[Dataset entries]
__________________________________________________

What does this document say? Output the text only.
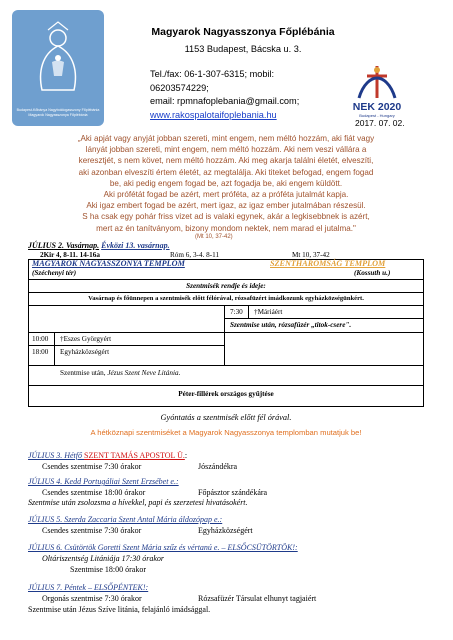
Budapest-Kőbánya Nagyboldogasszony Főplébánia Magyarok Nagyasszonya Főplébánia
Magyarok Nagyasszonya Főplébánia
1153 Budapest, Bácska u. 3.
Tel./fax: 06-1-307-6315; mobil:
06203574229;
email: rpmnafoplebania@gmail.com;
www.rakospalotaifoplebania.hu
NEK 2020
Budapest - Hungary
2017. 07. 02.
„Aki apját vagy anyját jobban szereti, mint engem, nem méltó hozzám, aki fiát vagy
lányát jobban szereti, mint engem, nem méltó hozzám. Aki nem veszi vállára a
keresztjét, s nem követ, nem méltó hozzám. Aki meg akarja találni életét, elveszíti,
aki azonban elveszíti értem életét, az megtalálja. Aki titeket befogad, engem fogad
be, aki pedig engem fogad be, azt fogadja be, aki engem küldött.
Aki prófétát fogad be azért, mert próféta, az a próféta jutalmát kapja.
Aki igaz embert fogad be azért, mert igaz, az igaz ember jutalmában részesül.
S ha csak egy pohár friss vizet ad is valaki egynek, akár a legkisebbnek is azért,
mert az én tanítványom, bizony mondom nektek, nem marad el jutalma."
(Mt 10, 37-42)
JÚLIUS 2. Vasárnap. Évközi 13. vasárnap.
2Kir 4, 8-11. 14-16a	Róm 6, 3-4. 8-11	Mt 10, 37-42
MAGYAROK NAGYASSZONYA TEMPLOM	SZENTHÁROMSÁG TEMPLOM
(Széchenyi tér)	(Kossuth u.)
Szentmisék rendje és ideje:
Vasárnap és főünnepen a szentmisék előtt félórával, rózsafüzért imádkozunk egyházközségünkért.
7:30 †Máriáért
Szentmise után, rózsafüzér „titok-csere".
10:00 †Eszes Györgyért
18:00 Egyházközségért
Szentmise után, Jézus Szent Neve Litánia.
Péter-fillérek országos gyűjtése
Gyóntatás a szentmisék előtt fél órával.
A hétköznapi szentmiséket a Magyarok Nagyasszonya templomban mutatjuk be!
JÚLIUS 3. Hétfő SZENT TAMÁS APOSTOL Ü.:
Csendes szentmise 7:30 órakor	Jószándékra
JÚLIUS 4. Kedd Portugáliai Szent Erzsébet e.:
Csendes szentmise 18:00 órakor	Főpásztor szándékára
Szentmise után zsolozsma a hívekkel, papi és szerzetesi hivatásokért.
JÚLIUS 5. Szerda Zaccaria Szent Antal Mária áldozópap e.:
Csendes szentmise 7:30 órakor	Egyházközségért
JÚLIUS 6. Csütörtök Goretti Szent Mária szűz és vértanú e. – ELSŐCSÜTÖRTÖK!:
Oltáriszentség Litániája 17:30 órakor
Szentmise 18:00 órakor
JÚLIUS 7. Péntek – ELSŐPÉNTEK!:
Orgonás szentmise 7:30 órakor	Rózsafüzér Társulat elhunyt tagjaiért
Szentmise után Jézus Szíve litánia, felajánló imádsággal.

__________________________________________________

[The problem]
Restate each of the entries above word for word and skip every image.

[The output]
What does this document say? Output the text only.
Budapest-Kőbánya Nagyboldogasszony Főplébánia Magyarok Nagyasszonya Főplébánia
Magyarok Nagyasszonya Főplébánia
1153 Budapest, Bácska u. 3.
Tel./fax: 06-1-307-6315; mobil:
06203574229;
email: rpmnafoplebania@gmail.com;
www.rakospalotaifoplebania.hu
NEK 2020
Budapest - Hungary
2017. 07. 02.
„Aki apját vagy anyját jobban szereti, mint engem, nem méltó hozzám, aki fiát vagy
lányát jobban szereti, mint engem, nem méltó hozzám. Aki nem veszi vállára a
keresztjét, s nem követ, nem méltó hozzám. Aki meg akarja találni életét, elveszíti,
aki azonban elveszíti értem életét, az megtalálja. Aki titeket befogad, engem fogad
be, aki pedig engem fogad be, azt fogadja be, aki engem küldött.
Aki prófétát fogad be azért, mert próféta, az a próféta jutalmát kapja.
Aki igaz embert fogad be azért, mert igaz, az igaz ember jutalmában részesül.
S ha csak egy pohár friss vizet ad is valaki egynek, akár a legkisebbnek is azért,
mert az én tanítványom, bizony mondom nektek, nem marad el jutalma."
(Mt 10, 37-42)
JÚLIUS 2. Vasárnap. Évközi 13. vasárnap.
2Kir 4, 8-11. 14-16a	Róm 6, 3-4. 8-11	Mt 10, 37-42
MAGYAROK NAGYASSZONYA TEMPLOM	SZENTHÁROMSÁG TEMPLOM
(Széchenyi tér)	(Kossuth u.)
Szentmisék rendje és ideje:
Vasárnap és főünnepen a szentmisék előtt félórával, rózsafüzért imádkozunk egyházközségünkért.
7:30 †Máriáért
Szentmise után, rózsafüzér „titok-csere".
10:00 †Eszes Györgyért
18:00 Egyházközségért
Szentmise után, Jézus Szent Neve Litánia.
Péter-fillérek országos gyűjtése
Gyóntatás a szentmisék előtt fél órával.
A hétköznapi szentmiséket a Magyarok Nagyasszonya templomban mutatjuk be!
JÚLIUS 3. Hétfő SZENT TAMÁS APOSTOL Ü.:
Csendes szentmise 7:30 órakor	Jószándékra
JÚLIUS 4. Kedd Portugáliai Szent Erzsébet e.:
Csendes szentmise 18:00 órakor	Főpásztor szándékára
Szentmise után zsolozsma a hívekkel, papi és szerzetesi hivatásokért.
JÚLIUS 5. Szerda Zaccaria Szent Antal Mária áldozópap e.:
Csendes szentmise 7:30 órakor	Egyházközségért
JÚLIUS 6. Csütörtök Goretti Szent Mária szűz és vértanú e. – ELSŐCSÜTÖRTÖK!:
Oltáriszentség Litániája 17:30 órakor
Szentmise 18:00 órakor
JÚLIUS 7. Péntek – ELSŐPÉNTEK!:
Orgonás szentmise 7:30 órakor	Rózsafüzér Társulat elhunyt tagjaiért
Szentmise után Jézus Szíve litánia, felajánló imádsággal.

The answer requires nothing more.